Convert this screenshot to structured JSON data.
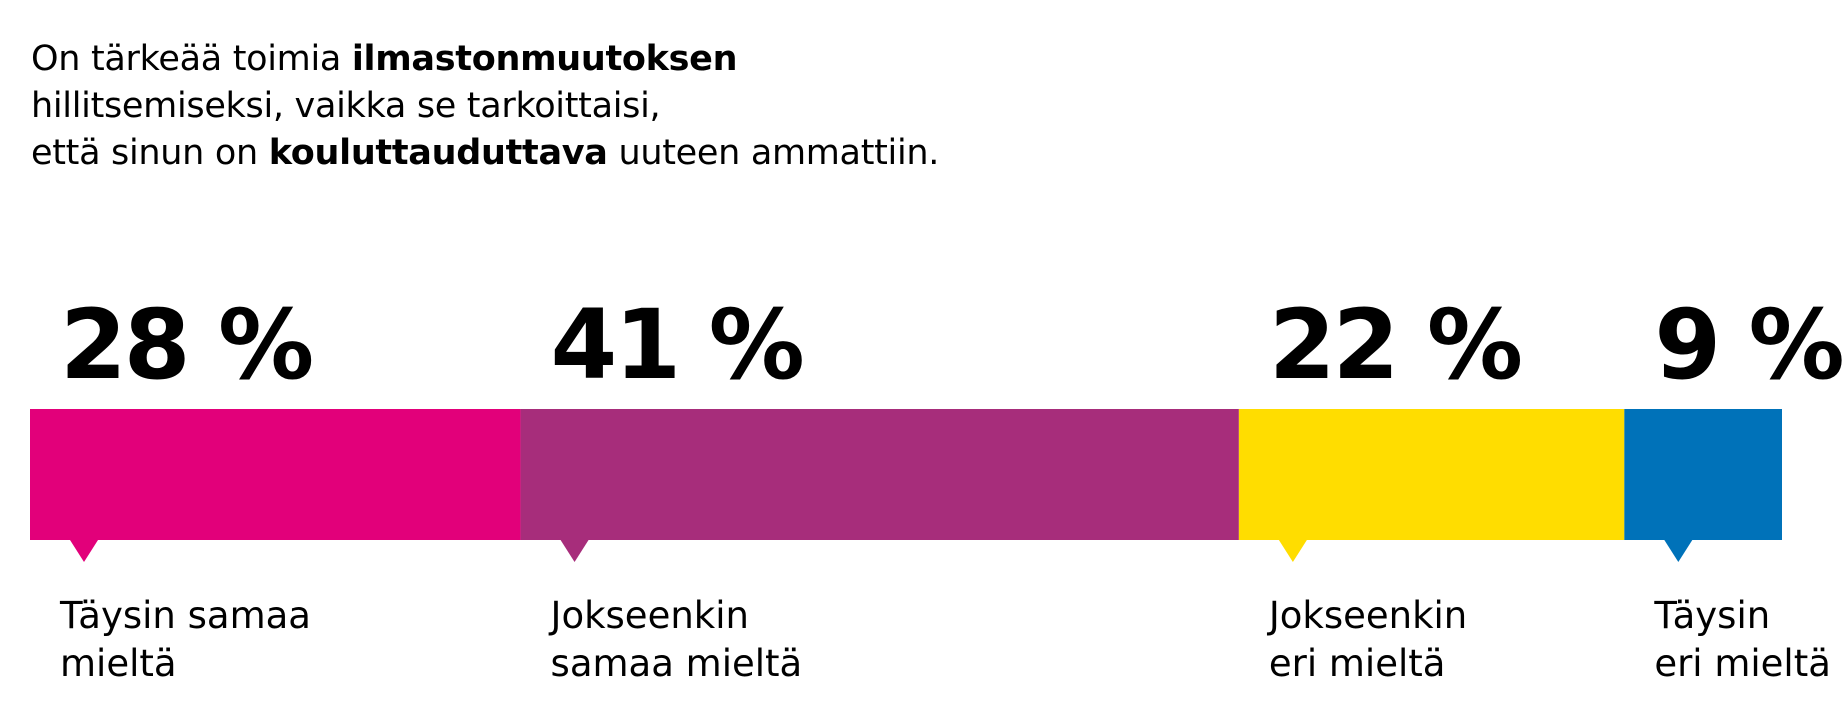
{
  "title": {
    "line1_a": "On tärkeää toimia ",
    "line1_b": "ilmastonmuutoksen",
    "line2": "hillitsemiseksi, vaikka se tarkoittaisi,",
    "line3_a": "että sinun on ",
    "line3_b": "kouluttauduttava",
    "line3_c": " uuteen ammattiin."
  },
  "chart_data": {
    "type": "bar",
    "orientation": "horizontal-stacked",
    "categories": [
      "Täysin samaa mieltä",
      "Jokseenkin samaa mieltä",
      "Jokseenkin eri mieltä",
      "Täysin eri mieltä"
    ],
    "label_lines": [
      [
        "Täysin samaa",
        "mieltä"
      ],
      [
        "Jokseenkin",
        "samaa mieltä"
      ],
      [
        "Jokseenkin",
        "eri mieltä"
      ],
      [
        "Täysin",
        "eri mieltä"
      ]
    ],
    "values": [
      28,
      41,
      22,
      9
    ],
    "value_labels": [
      "28 %",
      "41 %",
      "22 %",
      "9 %"
    ],
    "unit": "%",
    "colors": [
      "#e2007a",
      "#a72d7b",
      "#ffdd00",
      "#0072b9"
    ]
  }
}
· · ·
[Stated problem]
Report every line in the data above in which the word "Täysin" appears.

[Solution to the exercise]
      "Täysin samaa mieltä",
      "Täysin eri mieltä"
        "Täysin samaa",
        "Täysin",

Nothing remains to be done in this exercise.